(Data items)
┄┄┄┄┄┄┄┄┄┄┄┄┄┄┄┄┄┄┄┄

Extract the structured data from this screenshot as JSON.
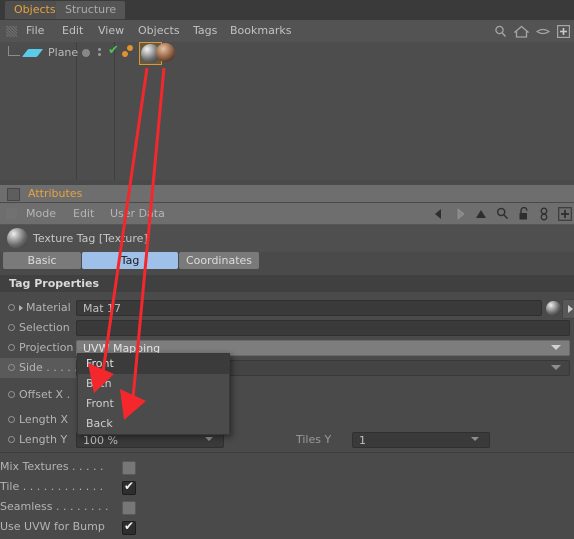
{
  "object_manager": {
    "tabs": [
      {
        "label": "Objects",
        "active": true
      },
      {
        "label": "Structure",
        "active": false
      }
    ],
    "menu": [
      "File",
      "Edit",
      "View",
      "Objects",
      "Tags",
      "Bookmarks"
    ],
    "menu_icons": [
      "search-icon",
      "home-icon",
      "eye-icon",
      "plus-icon"
    ],
    "tree": [
      {
        "name": "Plane",
        "icon": "plane-object-icon",
        "visibility_dot": "grey-dot",
        "enable_check": "green-check",
        "layer_icon": "orange-dots-icon",
        "tags": [
          {
            "name": "texture-tag-1",
            "selected": true
          },
          {
            "name": "texture-tag-2",
            "selected": false
          }
        ]
      }
    ]
  },
  "attributes": {
    "title": "Attributes",
    "menu": [
      "Mode",
      "Edit",
      "User Data"
    ],
    "nav_icons": [
      "back-arrow-icon",
      "forward-arrow-icon",
      "up-arrow-icon",
      "search-icon",
      "lock-icon",
      "chain-icon",
      "plus-icon"
    ],
    "object_header": "Texture Tag [Texture]",
    "tabs": [
      {
        "label": "Basic",
        "active": false
      },
      {
        "label": "Tag",
        "active": true
      },
      {
        "label": "Coordinates",
        "active": false
      }
    ],
    "section_title": "Tag Properties",
    "properties": [
      {
        "label": "Material",
        "value": "Mat 17",
        "type": "link"
      },
      {
        "label": "Selection",
        "value": "",
        "type": "text"
      },
      {
        "label": "Projection",
        "value": "UVW Mapping",
        "type": "dropdown"
      },
      {
        "label": "Side . . . . . .",
        "value": "Front",
        "type": "dropdown"
      },
      {
        "label": "Offset X .",
        "value": "",
        "type": "number"
      },
      {
        "label": "Length X",
        "value": "",
        "type": "number"
      },
      {
        "label": "Length Y",
        "value": "100 %",
        "type": "number",
        "extra_label": "Tiles Y",
        "extra_value": "1"
      }
    ],
    "checkboxes": [
      {
        "label": "Mix Textures . . . . .",
        "checked": false
      },
      {
        "label": "Tile . . . . . . . . . . . .",
        "checked": true
      },
      {
        "label": "Seamless . . . . . . . .",
        "checked": false
      },
      {
        "label": "Use UVW for Bump",
        "checked": true
      }
    ],
    "side_dropdown": {
      "current": "Front",
      "options": [
        "Both",
        "Front",
        "Back"
      ]
    }
  },
  "annotations": {
    "color": "#f4282c",
    "arrow_count": 2
  }
}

┄┄┄┄┄┄┄┄┄┄┄┄┄┄┄┄┄┄┄┄

#### WHAT YOU NEED TO DO
Copy out all the data exactly; skip the pictures.

#### COMPLETED TASK
Extract the structured data from this screenshot as JSON.
{
  "object_manager": {
    "tabs": [
      {
        "label": "Objects",
        "active": true
      },
      {
        "label": "Structure",
        "active": false
      }
    ],
    "menu": [
      "File",
      "Edit",
      "View",
      "Objects",
      "Tags",
      "Bookmarks"
    ],
    "menu_icons": [
      "search-icon",
      "home-icon",
      "eye-icon",
      "plus-icon"
    ],
    "tree": [
      {
        "name": "Plane",
        "icon": "plane-object-icon",
        "visibility_dot": "grey-dot",
        "enable_check": "green-check",
        "layer_icon": "orange-dots-icon",
        "tags": [
          {
            "name": "texture-tag-1",
            "selected": true
          },
          {
            "name": "texture-tag-2",
            "selected": false
          }
        ]
      }
    ]
  },
  "attributes": {
    "title": "Attributes",
    "menu": [
      "Mode",
      "Edit",
      "User Data"
    ],
    "nav_icons": [
      "back-arrow-icon",
      "forward-arrow-icon",
      "up-arrow-icon",
      "search-icon",
      "lock-icon",
      "chain-icon",
      "plus-icon"
    ],
    "object_header": "Texture Tag [Texture]",
    "tabs": [
      {
        "label": "Basic",
        "active": false
      },
      {
        "label": "Tag",
        "active": true
      },
      {
        "label": "Coordinates",
        "active": false
      }
    ],
    "section_title": "Tag Properties",
    "properties": [
      {
        "label": "Material",
        "value": "Mat 17",
        "type": "link"
      },
      {
        "label": "Selection",
        "value": "",
        "type": "text"
      },
      {
        "label": "Projection",
        "value": "UVW Mapping",
        "type": "dropdown"
      },
      {
        "label": "Side . . . . . .",
        "value": "Front",
        "type": "dropdown"
      },
      {
        "label": "Offset X .",
        "value": "",
        "type": "number"
      },
      {
        "label": "Length X",
        "value": "",
        "type": "number"
      },
      {
        "label": "Length Y",
        "value": "100 %",
        "type": "number",
        "extra_label": "Tiles Y",
        "extra_value": "1"
      }
    ],
    "checkboxes": [
      {
        "label": "Mix Textures . . . . .",
        "checked": false
      },
      {
        "label": "Tile . . . . . . . . . . . .",
        "checked": true
      },
      {
        "label": "Seamless . . . . . . . .",
        "checked": false
      },
      {
        "label": "Use UVW for Bump",
        "checked": true
      }
    ],
    "side_dropdown": {
      "current": "Front",
      "options": [
        "Both",
        "Front",
        "Back"
      ]
    }
  },
  "annotations": {
    "color": "#f4282c",
    "arrow_count": 2
  }
}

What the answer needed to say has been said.